» **Given request**
Say how many lines of the material below contain the word "author", with no other words.

» **Records for processing**
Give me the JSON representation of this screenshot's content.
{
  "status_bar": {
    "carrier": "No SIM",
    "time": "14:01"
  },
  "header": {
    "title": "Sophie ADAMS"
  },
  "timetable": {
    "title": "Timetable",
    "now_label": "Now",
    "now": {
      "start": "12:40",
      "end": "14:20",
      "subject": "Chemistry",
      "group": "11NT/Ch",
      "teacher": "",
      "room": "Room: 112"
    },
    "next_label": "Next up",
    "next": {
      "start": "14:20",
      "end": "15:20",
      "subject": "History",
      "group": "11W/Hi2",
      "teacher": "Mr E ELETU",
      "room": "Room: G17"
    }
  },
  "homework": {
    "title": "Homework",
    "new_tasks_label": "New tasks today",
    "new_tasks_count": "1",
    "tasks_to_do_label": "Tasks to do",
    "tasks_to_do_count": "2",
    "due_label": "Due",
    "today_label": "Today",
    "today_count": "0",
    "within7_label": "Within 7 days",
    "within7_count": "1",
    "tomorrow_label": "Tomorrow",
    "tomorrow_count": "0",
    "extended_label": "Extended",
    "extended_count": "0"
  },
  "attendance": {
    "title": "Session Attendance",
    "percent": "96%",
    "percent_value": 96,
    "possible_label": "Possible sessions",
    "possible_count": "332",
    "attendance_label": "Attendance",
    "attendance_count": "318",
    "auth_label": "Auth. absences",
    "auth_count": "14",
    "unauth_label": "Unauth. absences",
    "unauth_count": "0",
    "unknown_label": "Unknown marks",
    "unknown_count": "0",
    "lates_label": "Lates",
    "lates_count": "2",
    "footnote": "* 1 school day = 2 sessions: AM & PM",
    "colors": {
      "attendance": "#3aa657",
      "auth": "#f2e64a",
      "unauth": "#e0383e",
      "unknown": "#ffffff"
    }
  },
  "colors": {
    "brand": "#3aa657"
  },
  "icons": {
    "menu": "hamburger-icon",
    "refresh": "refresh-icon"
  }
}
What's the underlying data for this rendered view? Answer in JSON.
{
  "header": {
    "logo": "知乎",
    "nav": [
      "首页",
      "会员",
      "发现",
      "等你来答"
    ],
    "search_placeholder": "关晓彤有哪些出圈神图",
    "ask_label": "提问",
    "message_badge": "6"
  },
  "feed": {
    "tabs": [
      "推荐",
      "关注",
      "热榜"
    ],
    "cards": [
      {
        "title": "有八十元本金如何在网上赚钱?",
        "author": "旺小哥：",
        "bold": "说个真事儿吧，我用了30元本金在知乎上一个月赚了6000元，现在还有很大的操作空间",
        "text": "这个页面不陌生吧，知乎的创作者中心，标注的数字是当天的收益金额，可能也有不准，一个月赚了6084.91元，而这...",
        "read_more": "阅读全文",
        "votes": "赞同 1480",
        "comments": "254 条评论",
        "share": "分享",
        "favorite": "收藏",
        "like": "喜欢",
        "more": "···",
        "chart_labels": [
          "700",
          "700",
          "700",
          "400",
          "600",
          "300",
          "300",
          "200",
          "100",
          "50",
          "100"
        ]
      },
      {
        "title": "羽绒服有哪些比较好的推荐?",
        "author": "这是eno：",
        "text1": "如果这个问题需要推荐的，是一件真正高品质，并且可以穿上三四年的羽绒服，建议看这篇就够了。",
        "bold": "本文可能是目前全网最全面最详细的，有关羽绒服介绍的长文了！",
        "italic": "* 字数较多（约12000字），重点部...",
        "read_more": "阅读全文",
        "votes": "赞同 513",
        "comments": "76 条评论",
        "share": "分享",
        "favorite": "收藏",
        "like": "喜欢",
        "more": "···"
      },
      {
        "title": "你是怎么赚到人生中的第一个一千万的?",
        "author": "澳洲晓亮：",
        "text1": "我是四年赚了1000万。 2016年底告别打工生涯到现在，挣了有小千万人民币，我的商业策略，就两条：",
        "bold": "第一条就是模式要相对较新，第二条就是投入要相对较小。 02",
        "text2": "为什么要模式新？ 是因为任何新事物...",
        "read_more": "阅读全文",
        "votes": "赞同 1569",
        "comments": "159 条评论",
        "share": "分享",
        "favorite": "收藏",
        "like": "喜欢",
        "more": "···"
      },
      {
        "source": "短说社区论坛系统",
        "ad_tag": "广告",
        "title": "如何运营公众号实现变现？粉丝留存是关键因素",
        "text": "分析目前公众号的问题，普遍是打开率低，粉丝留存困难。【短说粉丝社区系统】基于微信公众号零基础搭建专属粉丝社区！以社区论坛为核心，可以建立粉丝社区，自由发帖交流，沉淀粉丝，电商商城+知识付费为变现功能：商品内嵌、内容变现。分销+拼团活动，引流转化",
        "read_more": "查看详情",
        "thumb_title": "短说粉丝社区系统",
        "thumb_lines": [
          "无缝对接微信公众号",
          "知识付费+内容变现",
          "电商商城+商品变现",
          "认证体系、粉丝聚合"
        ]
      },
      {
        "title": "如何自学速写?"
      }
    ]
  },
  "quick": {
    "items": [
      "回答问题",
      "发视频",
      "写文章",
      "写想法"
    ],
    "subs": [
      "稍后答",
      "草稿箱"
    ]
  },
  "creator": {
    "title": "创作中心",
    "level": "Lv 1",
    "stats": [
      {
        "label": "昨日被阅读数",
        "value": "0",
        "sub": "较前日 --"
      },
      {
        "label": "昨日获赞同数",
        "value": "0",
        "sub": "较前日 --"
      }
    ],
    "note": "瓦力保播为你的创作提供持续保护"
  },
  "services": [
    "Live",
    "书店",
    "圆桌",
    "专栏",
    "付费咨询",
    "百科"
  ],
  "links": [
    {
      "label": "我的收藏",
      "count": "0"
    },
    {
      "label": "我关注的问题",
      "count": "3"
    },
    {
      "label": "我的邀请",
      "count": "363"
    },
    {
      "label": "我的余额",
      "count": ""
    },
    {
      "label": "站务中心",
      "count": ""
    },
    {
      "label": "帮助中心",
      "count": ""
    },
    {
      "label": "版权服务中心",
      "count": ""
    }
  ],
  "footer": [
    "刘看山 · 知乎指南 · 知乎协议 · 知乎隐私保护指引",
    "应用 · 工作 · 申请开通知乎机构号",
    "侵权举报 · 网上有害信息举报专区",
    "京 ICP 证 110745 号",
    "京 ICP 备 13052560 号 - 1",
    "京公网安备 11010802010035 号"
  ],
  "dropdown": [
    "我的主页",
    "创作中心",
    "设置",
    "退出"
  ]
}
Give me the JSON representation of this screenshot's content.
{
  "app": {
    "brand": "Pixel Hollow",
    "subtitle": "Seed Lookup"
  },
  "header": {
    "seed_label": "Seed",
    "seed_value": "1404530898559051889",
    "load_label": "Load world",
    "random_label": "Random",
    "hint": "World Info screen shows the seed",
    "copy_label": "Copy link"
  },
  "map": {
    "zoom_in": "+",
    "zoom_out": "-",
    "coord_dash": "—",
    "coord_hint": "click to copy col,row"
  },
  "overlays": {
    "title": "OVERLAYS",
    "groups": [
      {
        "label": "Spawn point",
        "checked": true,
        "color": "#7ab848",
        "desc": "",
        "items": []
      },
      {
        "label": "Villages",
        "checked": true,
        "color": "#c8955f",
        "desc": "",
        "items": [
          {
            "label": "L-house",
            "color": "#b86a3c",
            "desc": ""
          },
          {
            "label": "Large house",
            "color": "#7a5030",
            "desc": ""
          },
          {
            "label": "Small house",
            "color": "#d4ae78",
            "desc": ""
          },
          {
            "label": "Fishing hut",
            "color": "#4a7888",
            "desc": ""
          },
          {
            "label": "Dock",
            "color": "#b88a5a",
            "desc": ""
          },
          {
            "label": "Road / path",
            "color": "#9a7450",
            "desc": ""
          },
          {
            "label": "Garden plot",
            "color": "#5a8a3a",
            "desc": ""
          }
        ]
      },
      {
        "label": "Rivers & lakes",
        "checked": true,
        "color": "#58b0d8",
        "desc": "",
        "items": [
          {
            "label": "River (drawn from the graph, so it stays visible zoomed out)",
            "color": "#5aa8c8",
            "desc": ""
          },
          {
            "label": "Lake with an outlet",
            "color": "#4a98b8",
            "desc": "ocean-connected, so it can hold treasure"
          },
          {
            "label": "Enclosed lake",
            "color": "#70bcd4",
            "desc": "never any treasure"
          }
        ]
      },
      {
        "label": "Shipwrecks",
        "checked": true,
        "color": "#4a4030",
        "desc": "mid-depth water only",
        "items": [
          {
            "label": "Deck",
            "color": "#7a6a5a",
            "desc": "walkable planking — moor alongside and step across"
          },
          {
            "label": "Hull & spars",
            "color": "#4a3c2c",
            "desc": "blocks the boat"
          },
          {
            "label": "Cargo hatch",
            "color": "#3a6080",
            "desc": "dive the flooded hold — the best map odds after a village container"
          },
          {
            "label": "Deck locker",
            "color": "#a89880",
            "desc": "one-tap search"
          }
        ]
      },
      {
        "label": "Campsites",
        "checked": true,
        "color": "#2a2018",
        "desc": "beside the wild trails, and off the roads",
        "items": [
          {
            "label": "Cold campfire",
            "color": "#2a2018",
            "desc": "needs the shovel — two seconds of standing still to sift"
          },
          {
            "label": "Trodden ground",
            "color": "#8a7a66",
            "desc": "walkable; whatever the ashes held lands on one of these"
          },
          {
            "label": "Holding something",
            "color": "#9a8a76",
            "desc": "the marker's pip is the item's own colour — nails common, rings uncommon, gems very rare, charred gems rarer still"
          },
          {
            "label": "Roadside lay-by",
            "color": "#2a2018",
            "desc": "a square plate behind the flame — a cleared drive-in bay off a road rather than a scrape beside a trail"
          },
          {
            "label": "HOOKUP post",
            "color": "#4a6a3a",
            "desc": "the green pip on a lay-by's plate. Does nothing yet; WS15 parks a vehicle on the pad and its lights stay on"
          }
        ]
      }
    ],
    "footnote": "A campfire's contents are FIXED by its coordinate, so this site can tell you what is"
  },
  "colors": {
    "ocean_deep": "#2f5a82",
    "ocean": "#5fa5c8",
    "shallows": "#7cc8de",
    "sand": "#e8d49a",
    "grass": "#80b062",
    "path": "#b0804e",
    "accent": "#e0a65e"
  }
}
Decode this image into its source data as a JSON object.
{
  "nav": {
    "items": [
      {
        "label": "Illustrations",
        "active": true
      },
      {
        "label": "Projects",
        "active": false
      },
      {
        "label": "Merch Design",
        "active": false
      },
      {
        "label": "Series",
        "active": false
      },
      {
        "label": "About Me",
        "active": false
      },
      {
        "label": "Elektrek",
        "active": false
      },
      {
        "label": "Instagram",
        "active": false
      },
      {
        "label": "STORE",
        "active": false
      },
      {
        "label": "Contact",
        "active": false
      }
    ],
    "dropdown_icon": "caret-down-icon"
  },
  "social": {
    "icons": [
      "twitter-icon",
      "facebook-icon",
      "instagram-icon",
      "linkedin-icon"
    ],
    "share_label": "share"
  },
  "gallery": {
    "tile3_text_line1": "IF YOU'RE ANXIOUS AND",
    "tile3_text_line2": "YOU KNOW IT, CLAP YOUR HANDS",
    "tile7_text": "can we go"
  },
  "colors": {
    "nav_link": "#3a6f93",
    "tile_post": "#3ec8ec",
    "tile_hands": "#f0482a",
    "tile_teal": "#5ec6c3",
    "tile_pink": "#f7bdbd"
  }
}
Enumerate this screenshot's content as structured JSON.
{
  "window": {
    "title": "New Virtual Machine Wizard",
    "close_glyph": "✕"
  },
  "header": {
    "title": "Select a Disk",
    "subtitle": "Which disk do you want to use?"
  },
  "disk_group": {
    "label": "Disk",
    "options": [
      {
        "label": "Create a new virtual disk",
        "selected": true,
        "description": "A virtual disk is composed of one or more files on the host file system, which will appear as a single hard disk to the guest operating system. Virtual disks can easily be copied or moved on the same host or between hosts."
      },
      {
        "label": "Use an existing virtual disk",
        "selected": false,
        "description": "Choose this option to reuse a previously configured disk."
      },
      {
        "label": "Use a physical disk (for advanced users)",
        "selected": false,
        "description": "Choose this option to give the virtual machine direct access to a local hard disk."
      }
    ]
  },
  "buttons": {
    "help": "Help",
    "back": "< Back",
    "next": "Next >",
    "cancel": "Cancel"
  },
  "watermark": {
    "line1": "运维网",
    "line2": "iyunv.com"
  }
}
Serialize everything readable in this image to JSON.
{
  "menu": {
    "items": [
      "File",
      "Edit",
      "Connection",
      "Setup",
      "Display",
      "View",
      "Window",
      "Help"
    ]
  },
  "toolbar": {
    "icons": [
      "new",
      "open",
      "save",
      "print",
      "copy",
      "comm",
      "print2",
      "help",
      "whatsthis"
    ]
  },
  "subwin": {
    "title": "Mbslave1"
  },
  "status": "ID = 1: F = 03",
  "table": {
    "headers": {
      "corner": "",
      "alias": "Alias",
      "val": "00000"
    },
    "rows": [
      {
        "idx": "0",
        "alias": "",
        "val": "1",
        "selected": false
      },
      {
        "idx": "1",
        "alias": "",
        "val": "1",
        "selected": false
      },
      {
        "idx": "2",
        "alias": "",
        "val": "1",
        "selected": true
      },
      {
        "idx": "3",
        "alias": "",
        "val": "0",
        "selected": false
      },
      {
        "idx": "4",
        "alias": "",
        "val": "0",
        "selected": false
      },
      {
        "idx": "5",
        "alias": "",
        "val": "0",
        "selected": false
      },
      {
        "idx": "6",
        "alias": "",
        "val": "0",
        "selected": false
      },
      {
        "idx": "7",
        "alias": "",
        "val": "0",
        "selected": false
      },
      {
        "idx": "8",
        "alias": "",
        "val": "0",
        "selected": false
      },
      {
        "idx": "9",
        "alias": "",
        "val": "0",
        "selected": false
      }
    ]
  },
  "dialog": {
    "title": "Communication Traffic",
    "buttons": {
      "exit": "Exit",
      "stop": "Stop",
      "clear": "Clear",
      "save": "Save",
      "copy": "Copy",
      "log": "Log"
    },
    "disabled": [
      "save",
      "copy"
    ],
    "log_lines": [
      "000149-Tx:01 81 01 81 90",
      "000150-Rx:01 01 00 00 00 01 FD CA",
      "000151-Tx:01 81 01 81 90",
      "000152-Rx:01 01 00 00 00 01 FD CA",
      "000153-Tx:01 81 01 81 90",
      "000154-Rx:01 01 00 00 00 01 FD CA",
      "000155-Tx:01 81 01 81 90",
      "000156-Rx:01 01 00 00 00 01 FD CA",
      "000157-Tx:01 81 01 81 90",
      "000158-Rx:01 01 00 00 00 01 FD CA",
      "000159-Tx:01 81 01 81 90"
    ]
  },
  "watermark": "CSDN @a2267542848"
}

» **The reply**
3